● Short task: Return the number of lines holding "this", with nothing added.

Dataset records on visual material:
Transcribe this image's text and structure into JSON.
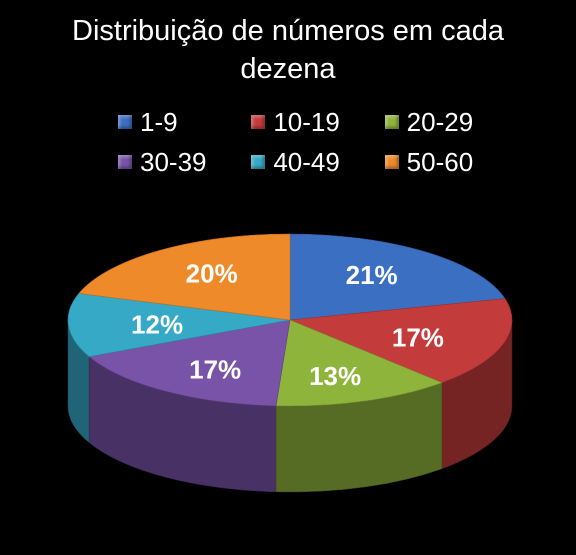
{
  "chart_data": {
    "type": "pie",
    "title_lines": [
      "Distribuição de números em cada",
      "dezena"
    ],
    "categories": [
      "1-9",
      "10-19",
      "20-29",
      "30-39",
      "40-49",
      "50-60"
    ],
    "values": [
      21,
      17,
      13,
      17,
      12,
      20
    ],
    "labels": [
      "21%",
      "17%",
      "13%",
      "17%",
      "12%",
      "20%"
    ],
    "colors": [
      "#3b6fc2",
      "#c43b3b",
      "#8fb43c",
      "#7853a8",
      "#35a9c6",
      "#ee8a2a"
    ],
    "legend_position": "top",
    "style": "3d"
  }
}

* * *

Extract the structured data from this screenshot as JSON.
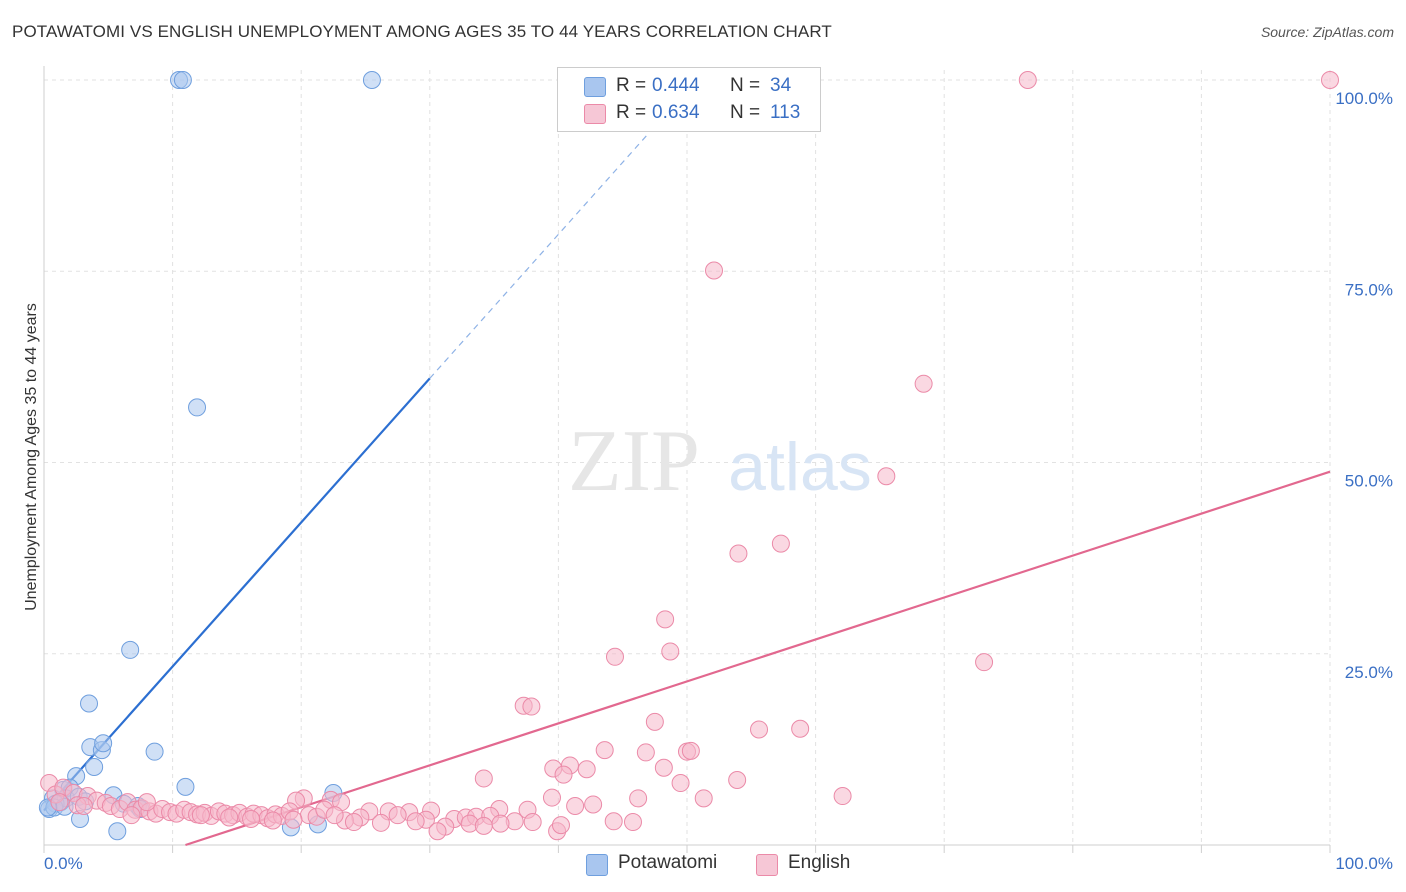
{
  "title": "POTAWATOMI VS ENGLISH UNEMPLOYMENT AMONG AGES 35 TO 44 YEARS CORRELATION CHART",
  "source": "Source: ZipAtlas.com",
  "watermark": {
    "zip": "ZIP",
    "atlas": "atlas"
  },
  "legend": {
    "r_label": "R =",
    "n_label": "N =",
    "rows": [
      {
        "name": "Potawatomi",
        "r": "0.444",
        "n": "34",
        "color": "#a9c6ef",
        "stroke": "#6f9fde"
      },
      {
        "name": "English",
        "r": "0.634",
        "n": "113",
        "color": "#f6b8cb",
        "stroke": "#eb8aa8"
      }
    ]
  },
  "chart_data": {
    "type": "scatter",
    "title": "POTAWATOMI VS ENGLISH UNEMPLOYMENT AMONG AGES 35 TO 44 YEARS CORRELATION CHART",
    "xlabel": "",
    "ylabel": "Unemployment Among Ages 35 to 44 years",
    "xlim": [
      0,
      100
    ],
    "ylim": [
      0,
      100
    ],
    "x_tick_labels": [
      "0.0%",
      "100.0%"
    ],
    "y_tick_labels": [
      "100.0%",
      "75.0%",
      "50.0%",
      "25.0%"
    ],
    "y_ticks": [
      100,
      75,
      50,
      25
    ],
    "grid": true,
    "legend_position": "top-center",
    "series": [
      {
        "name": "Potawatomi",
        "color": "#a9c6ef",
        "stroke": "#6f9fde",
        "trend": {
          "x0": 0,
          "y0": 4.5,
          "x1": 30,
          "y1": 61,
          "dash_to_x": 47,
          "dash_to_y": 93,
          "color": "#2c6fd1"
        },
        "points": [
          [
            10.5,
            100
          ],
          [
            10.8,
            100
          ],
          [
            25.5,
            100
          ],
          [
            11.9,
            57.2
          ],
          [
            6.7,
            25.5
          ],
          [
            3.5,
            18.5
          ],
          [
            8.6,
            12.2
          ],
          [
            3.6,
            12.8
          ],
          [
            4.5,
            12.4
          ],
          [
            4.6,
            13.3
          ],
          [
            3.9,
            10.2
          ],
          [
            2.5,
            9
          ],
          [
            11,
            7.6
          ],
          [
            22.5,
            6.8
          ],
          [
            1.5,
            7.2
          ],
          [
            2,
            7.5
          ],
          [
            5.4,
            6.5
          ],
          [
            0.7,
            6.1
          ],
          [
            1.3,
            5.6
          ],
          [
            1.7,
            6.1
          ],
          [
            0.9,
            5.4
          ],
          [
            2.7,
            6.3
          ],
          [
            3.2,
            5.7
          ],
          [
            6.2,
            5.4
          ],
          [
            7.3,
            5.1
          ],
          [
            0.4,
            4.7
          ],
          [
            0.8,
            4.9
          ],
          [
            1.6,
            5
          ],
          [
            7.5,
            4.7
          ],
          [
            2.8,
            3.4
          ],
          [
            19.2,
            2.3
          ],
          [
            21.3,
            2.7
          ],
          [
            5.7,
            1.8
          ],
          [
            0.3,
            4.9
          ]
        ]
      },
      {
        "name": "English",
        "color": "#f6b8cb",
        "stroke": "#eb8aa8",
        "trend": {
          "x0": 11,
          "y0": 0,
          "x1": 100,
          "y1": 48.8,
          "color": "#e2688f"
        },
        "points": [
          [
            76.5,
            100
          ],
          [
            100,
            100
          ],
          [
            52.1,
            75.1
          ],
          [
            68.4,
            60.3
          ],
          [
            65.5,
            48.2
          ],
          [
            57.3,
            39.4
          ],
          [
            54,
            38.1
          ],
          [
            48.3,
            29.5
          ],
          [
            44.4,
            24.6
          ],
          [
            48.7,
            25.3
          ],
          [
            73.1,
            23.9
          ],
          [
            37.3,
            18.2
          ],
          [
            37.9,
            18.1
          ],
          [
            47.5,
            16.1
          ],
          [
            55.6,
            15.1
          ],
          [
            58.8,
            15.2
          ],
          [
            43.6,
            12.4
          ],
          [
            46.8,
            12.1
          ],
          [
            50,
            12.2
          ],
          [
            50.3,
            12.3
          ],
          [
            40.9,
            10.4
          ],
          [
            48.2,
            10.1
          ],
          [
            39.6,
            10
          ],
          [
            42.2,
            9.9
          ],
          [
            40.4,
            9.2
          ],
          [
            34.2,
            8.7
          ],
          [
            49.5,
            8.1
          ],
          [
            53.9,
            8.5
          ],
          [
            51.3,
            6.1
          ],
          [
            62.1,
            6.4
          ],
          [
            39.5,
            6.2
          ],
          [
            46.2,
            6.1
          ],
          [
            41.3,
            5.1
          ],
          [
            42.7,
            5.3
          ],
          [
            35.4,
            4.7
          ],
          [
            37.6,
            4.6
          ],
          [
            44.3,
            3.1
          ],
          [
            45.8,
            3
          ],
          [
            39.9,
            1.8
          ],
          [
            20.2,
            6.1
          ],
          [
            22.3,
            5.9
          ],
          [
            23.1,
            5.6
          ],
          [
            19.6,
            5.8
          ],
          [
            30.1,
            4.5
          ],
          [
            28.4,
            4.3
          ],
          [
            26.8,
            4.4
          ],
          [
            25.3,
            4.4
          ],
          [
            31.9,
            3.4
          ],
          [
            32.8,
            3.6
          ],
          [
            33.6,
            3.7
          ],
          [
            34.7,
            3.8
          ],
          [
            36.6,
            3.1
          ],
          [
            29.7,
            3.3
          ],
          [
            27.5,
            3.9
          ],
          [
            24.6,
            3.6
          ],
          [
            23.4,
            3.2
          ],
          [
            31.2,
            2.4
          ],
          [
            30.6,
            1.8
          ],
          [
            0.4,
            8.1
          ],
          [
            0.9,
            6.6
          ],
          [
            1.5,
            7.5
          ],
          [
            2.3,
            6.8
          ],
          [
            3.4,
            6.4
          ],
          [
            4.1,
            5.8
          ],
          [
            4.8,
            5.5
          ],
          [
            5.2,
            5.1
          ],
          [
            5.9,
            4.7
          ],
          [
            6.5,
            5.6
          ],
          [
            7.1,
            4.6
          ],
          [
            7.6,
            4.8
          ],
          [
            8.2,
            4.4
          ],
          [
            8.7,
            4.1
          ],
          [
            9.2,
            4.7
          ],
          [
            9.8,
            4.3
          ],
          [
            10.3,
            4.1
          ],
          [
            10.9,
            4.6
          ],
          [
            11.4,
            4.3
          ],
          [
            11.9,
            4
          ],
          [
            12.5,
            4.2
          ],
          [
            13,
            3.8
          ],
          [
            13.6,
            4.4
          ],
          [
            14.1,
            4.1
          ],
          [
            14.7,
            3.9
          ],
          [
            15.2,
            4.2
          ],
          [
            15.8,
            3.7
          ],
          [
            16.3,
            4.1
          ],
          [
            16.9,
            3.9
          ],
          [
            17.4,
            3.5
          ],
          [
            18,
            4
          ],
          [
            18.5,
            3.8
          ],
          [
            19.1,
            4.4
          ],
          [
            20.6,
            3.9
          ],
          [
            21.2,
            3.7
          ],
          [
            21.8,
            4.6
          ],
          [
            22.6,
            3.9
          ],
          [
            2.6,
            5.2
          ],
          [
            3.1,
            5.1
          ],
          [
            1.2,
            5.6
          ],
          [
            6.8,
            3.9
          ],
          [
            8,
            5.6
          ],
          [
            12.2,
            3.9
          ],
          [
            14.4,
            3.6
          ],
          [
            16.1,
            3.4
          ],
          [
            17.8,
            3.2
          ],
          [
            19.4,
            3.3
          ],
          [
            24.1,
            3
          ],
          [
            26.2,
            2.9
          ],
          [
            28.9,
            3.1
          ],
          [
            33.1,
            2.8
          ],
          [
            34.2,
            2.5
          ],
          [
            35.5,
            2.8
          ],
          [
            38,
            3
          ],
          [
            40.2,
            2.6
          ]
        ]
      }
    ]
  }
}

--

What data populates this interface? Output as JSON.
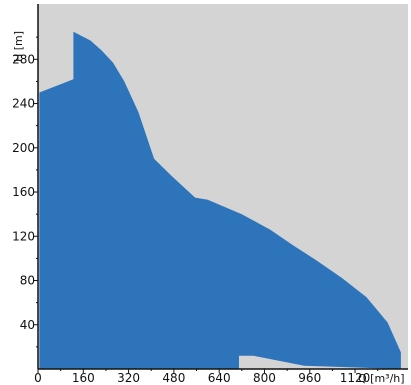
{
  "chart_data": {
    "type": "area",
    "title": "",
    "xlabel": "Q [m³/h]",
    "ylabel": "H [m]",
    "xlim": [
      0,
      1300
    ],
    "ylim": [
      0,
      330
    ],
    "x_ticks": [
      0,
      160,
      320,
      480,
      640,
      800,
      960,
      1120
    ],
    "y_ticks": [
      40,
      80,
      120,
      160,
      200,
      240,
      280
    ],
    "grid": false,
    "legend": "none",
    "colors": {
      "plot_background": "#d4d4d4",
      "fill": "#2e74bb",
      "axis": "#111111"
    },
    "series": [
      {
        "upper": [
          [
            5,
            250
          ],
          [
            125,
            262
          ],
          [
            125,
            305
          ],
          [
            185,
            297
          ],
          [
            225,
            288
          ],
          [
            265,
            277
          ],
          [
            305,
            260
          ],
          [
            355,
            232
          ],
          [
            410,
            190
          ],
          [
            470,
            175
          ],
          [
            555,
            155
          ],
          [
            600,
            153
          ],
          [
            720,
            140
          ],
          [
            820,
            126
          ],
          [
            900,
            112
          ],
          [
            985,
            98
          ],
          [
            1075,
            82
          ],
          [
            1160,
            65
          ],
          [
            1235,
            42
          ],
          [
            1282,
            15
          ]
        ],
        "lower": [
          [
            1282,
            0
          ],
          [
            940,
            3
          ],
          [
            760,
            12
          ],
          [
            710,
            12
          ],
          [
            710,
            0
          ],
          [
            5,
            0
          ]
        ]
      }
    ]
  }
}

● Output below: 3